Instruction: The records that follow must be reproduced in full, exactly as written.

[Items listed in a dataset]

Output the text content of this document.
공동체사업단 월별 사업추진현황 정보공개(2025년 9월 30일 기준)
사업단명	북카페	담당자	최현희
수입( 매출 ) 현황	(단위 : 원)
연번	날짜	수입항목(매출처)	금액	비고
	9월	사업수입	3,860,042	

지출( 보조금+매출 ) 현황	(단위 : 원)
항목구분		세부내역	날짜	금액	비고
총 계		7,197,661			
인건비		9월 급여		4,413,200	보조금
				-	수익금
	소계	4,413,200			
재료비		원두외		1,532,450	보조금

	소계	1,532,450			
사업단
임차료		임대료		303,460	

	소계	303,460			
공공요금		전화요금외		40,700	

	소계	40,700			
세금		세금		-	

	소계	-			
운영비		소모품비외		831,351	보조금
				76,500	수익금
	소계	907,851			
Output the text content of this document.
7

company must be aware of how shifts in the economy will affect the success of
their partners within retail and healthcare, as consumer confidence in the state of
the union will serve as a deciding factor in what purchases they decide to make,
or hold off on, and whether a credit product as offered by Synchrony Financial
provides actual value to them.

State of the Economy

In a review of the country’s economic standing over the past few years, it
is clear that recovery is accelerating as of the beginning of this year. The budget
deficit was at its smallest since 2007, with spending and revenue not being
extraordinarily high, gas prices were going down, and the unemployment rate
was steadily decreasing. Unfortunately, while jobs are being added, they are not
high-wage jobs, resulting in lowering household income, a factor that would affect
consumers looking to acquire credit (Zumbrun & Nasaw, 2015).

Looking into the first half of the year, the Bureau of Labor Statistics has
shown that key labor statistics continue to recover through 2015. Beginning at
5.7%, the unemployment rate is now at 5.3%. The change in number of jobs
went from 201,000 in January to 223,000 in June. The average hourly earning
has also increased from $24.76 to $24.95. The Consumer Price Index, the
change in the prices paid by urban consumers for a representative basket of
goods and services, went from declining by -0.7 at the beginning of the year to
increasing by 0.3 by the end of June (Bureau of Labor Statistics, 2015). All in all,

Exercise solution:
Output the text content of this document.
공동체사업단 월별 사업추진현황 정보공개(2025년 9월 30일 기준)
사업단명	북카페	담당자	최현희
수입( 매출 ) 현황	(단위 : 원)
연번	날짜	수입항목(매출처)	금액	비고
	9월	사업수입	3,860,042	

지출( 보조금+매출 ) 현황	(단위 : 원)
항목구분		세부내역	날짜	금액	비고
총 계		7,197,661			
인건비		9월 급여		4,413,200	보조금
				-	수익금
	소계	4,413,200			
재료비		원두외		1,532,450	보조금

	소계	1,532,450			
사업단
임차료		임대료		303,460	

	소계	303,460			
공공요금		전화요금외		40,700	

	소계	40,700			
세금		세금		-	

	소계	-			
운영비		소모품비외		831,351	보조금
				76,500	수익금
	소계	907,851			
Output the text content of this document.
7

company must be aware of how shifts in the economy will affect the success of
their partners within retail and healthcare, as consumer confidence in the state of
the union will serve as a deciding factor in what purchases they decide to make,
or hold off on, and whether a credit product as offered by Synchrony Financial
provides actual value to them.

State of the Economy

In a review of the country’s economic standing over the past few years, it
is clear that recovery is accelerating as of the beginning of this year. The budget
deficit was at its smallest since 2007, with spending and revenue not being
extraordinarily high, gas prices were going down, and the unemployment rate
was steadily decreasing. Unfortunately, while jobs are being added, they are not
high-wage jobs, resulting in lowering household income, a factor that would affect
consumers looking to acquire credit (Zumbrun & Nasaw, 2015).

Looking into the first half of the year, the Bureau of Labor Statistics has
shown that key labor statistics continue to recover through 2015. Beginning at
5.7%, the unemployment rate is now at 5.3%. The change in number of jobs
went from 201,000 in January to 223,000 in June. The average hourly earning
has also increased from $24.76 to $24.95. The Consumer Price Index, the
change in the prices paid by urban consumers for a representative basket of
goods and services, went from declining by -0.7 at the beginning of the year to
increasing by 0.3 by the end of June (Bureau of Labor Statistics, 2015). All in all,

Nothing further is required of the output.